» **Instructions to follow**:
In your copy, repeat the records exactly and leave out the pictures.

(Dataset items)
● ● ●

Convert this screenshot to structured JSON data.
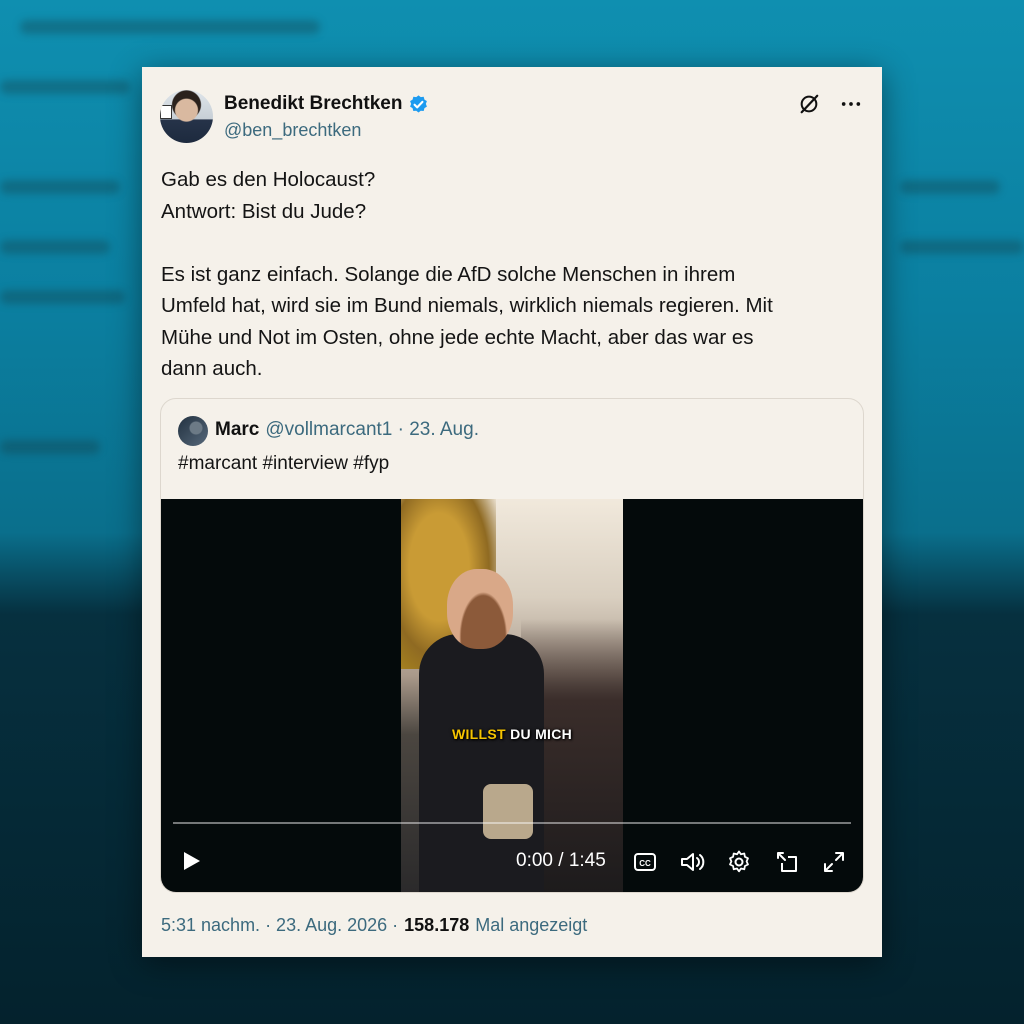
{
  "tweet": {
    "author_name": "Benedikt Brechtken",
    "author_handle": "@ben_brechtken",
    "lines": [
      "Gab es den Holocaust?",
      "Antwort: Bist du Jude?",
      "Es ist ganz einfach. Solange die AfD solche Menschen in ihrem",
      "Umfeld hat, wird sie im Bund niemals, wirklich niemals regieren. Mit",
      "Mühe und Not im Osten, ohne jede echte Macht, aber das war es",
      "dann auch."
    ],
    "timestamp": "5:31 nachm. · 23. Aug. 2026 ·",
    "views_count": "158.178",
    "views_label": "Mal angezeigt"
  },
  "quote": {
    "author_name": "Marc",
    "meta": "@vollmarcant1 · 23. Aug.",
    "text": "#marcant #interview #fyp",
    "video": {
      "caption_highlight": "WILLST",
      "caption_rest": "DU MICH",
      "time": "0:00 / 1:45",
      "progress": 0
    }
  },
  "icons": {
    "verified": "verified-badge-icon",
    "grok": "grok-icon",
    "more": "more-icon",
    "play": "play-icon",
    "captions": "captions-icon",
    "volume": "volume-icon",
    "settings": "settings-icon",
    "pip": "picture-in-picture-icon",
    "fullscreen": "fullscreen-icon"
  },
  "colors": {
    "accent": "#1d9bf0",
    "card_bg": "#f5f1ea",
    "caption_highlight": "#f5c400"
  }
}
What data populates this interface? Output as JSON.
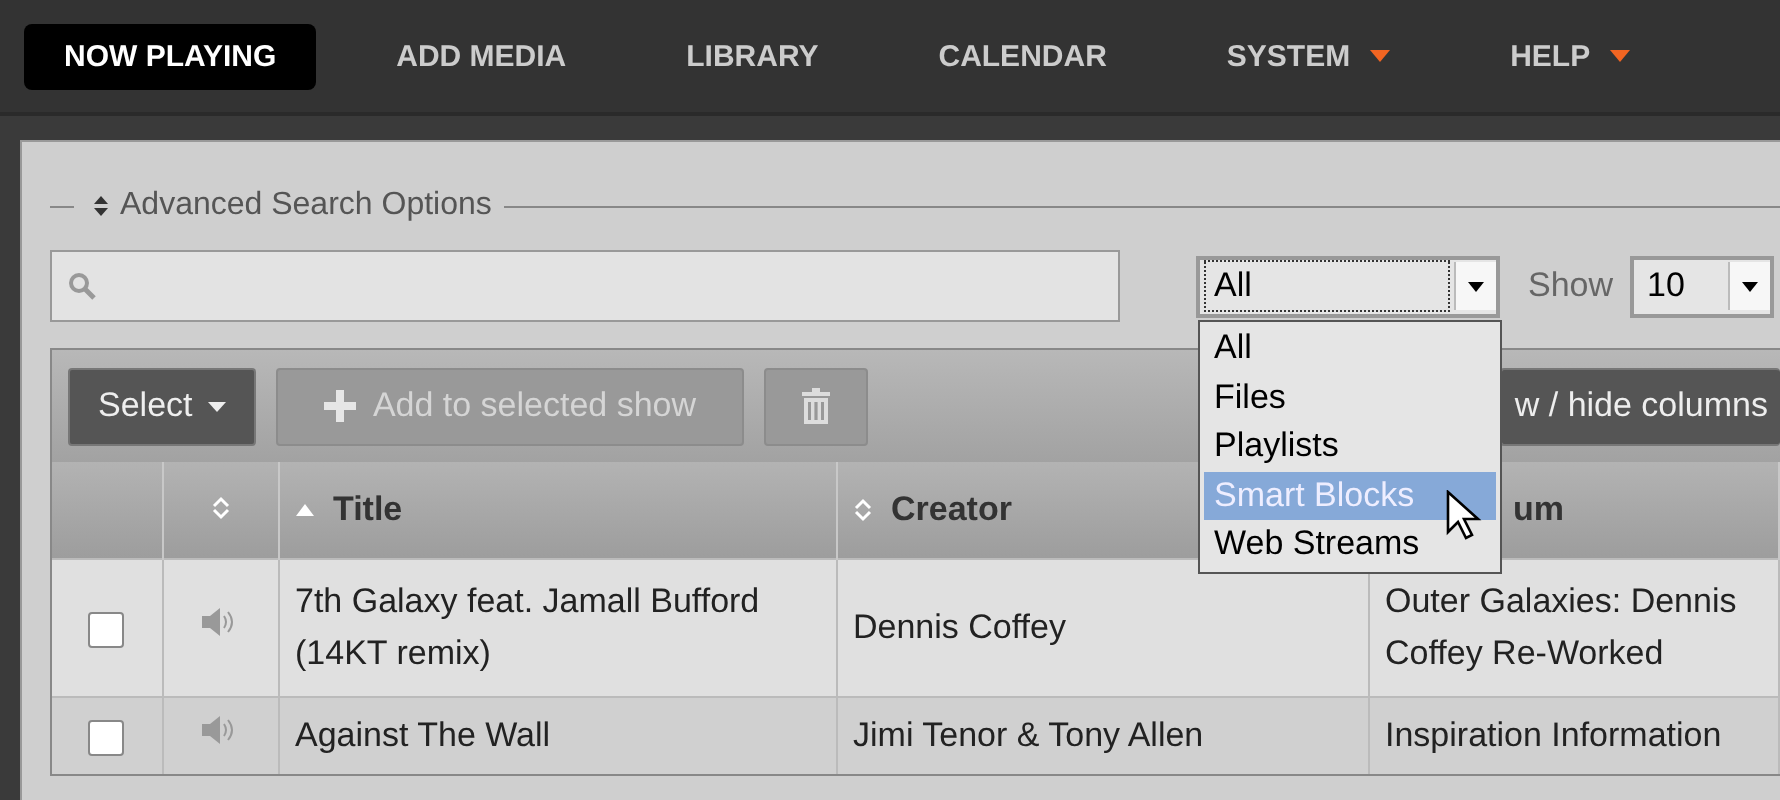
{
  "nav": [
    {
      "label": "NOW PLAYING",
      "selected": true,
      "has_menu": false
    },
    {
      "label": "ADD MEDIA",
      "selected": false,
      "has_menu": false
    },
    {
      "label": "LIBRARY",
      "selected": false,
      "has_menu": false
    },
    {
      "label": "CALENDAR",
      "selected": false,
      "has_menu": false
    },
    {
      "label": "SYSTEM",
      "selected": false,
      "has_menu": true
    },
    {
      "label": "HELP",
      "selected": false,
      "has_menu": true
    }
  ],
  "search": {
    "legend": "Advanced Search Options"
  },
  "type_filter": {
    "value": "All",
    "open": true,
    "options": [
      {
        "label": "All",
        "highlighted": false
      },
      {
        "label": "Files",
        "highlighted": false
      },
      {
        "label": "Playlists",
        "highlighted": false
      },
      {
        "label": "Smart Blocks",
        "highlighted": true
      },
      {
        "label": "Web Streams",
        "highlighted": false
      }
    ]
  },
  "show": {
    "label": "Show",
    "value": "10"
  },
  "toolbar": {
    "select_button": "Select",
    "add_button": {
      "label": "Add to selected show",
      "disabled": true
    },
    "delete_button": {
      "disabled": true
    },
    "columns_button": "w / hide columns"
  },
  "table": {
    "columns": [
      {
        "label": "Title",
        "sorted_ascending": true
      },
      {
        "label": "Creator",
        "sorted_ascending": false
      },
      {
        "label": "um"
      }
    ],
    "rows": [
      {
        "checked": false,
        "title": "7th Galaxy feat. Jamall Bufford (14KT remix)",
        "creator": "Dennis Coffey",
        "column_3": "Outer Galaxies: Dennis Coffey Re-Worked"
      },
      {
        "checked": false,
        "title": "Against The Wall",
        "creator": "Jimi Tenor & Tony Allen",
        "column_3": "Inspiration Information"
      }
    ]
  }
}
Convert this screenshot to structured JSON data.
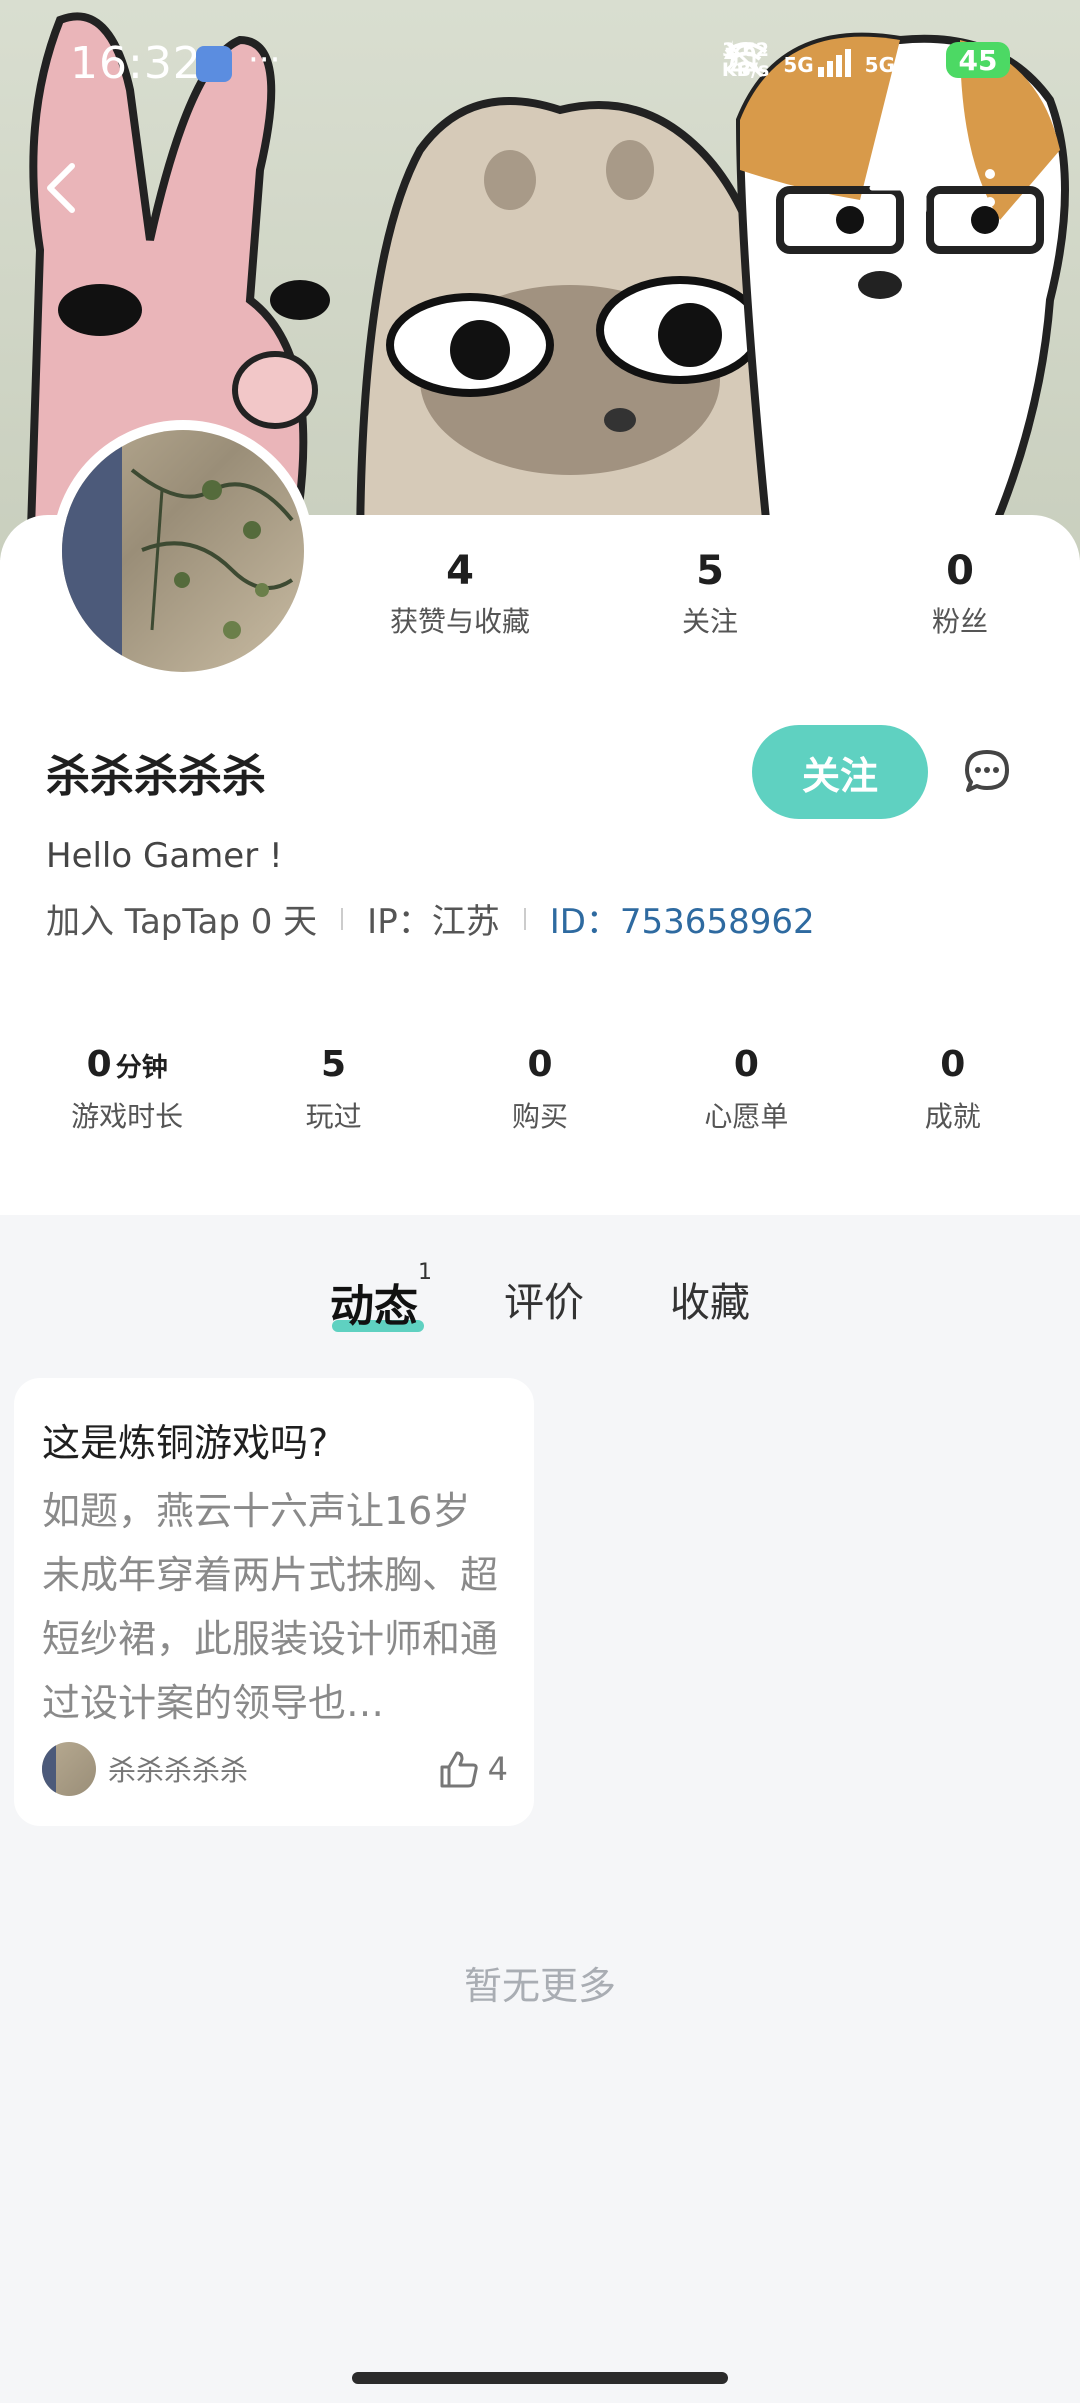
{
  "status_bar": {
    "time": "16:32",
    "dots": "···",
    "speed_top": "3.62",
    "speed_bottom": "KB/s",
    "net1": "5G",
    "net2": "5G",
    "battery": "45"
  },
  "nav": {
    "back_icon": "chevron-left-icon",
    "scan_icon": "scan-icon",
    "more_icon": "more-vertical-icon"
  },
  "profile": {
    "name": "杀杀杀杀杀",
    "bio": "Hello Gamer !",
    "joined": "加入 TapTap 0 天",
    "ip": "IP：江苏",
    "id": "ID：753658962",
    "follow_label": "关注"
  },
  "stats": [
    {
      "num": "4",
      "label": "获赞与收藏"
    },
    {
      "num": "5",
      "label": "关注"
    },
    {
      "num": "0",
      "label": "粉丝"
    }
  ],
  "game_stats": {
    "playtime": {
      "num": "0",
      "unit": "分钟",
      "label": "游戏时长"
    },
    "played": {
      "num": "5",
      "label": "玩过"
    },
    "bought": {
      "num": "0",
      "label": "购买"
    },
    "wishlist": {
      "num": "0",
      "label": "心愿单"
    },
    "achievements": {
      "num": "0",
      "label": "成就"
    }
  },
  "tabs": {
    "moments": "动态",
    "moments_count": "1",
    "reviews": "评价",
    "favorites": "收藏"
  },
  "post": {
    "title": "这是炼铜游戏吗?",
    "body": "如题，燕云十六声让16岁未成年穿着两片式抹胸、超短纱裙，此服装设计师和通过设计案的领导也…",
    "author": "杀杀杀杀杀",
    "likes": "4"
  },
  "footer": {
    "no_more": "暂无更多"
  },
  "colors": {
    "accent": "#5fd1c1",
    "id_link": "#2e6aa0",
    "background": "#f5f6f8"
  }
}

● ● ●

» **Solution**:
Convert this screenshot to structured JSON data.
{
  "tweet": {
    "author_name": "Benedikt Brechtken",
    "author_handle": "@ben_brechtken",
    "lines": [
      "Gab es den Holocaust?",
      "Antwort: Bist du Jude?",
      "Es ist ganz einfach. Solange die AfD solche Menschen in ihrem",
      "Umfeld hat, wird sie im Bund niemals, wirklich niemals regieren. Mit",
      "Mühe und Not im Osten, ohne jede echte Macht, aber das war es",
      "dann auch."
    ],
    "timestamp": "5:31 nachm. · 23. Aug. 2026 ·",
    "views_count": "158.178",
    "views_label": "Mal angezeigt"
  },
  "quote": {
    "author_name": "Marc",
    "meta": "@vollmarcant1 · 23. Aug.",
    "text": "#marcant #interview #fyp",
    "video": {
      "caption_highlight": "WILLST",
      "caption_rest": "DU MICH",
      "time": "0:00 / 1:45",
      "progress": 0
    }
  },
  "icons": {
    "verified": "verified-badge-icon",
    "grok": "grok-icon",
    "more": "more-icon",
    "play": "play-icon",
    "captions": "captions-icon",
    "volume": "volume-icon",
    "settings": "settings-icon",
    "pip": "picture-in-picture-icon",
    "fullscreen": "fullscreen-icon"
  },
  "colors": {
    "accent": "#1d9bf0",
    "card_bg": "#f5f1ea",
    "caption_highlight": "#f5c400"
  }
}
What data populates this interface? Output as JSON.
{
  "nav": [
    {
      "label": "NOW PLAYING",
      "selected": true,
      "has_menu": false
    },
    {
      "label": "ADD MEDIA",
      "selected": false,
      "has_menu": false
    },
    {
      "label": "LIBRARY",
      "selected": false,
      "has_menu": false
    },
    {
      "label": "CALENDAR",
      "selected": false,
      "has_menu": false
    },
    {
      "label": "SYSTEM",
      "selected": false,
      "has_menu": true
    },
    {
      "label": "HELP",
      "selected": false,
      "has_menu": true
    }
  ],
  "search": {
    "legend": "Advanced Search Options"
  },
  "type_filter": {
    "value": "All",
    "open": true,
    "options": [
      {
        "label": "All",
        "highlighted": false
      },
      {
        "label": "Files",
        "highlighted": false
      },
      {
        "label": "Playlists",
        "highlighted": false
      },
      {
        "label": "Smart Blocks",
        "highlighted": true
      },
      {
        "label": "Web Streams",
        "highlighted": false
      }
    ]
  },
  "show": {
    "label": "Show",
    "value": "10"
  },
  "toolbar": {
    "select_button": "Select",
    "add_button": {
      "label": "Add to selected show",
      "disabled": true
    },
    "delete_button": {
      "disabled": true
    },
    "columns_button": "w / hide columns"
  },
  "table": {
    "columns": [
      {
        "label": "Title",
        "sorted_ascending": true
      },
      {
        "label": "Creator",
        "sorted_ascending": false
      },
      {
        "label": "um"
      }
    ],
    "rows": [
      {
        "checked": false,
        "title": "7th Galaxy feat. Jamall Bufford (14KT remix)",
        "creator": "Dennis Coffey",
        "column_3": "Outer Galaxies: Dennis Coffey Re-Worked"
      },
      {
        "checked": false,
        "title": "Against The Wall",
        "creator": "Jimi Tenor & Tony Allen",
        "column_3": "Inspiration Information"
      }
    ]
  }
}
Convert this screenshot to structured JSON data.
{
  "status_bar": {
    "time": "16:32",
    "dots": "···",
    "speed_top": "3.62",
    "speed_bottom": "KB/s",
    "net1": "5G",
    "net2": "5G",
    "battery": "45"
  },
  "nav": {
    "back_icon": "chevron-left-icon",
    "scan_icon": "scan-icon",
    "more_icon": "more-vertical-icon"
  },
  "profile": {
    "name": "杀杀杀杀杀",
    "bio": "Hello Gamer !",
    "joined": "加入 TapTap 0 天",
    "ip": "IP：江苏",
    "id": "ID：753658962",
    "follow_label": "关注"
  },
  "stats": [
    {
      "num": "4",
      "label": "获赞与收藏"
    },
    {
      "num": "5",
      "label": "关注"
    },
    {
      "num": "0",
      "label": "粉丝"
    }
  ],
  "game_stats": {
    "playtime": {
      "num": "0",
      "unit": "分钟",
      "label": "游戏时长"
    },
    "played": {
      "num": "5",
      "label": "玩过"
    },
    "bought": {
      "num": "0",
      "label": "购买"
    },
    "wishlist": {
      "num": "0",
      "label": "心愿单"
    },
    "achievements": {
      "num": "0",
      "label": "成就"
    }
  },
  "tabs": {
    "moments": "动态",
    "moments_count": "1",
    "reviews": "评价",
    "favorites": "收藏"
  },
  "post": {
    "title": "这是炼铜游戏吗?",
    "body": "如题，燕云十六声让16岁未成年穿着两片式抹胸、超短纱裙，此服装设计师和通过设计案的领导也…",
    "author": "杀杀杀杀杀",
    "likes": "4"
  },
  "footer": {
    "no_more": "暂无更多"
  },
  "colors": {
    "accent": "#5fd1c1",
    "id_link": "#2e6aa0",
    "background": "#f5f6f8"
  }
}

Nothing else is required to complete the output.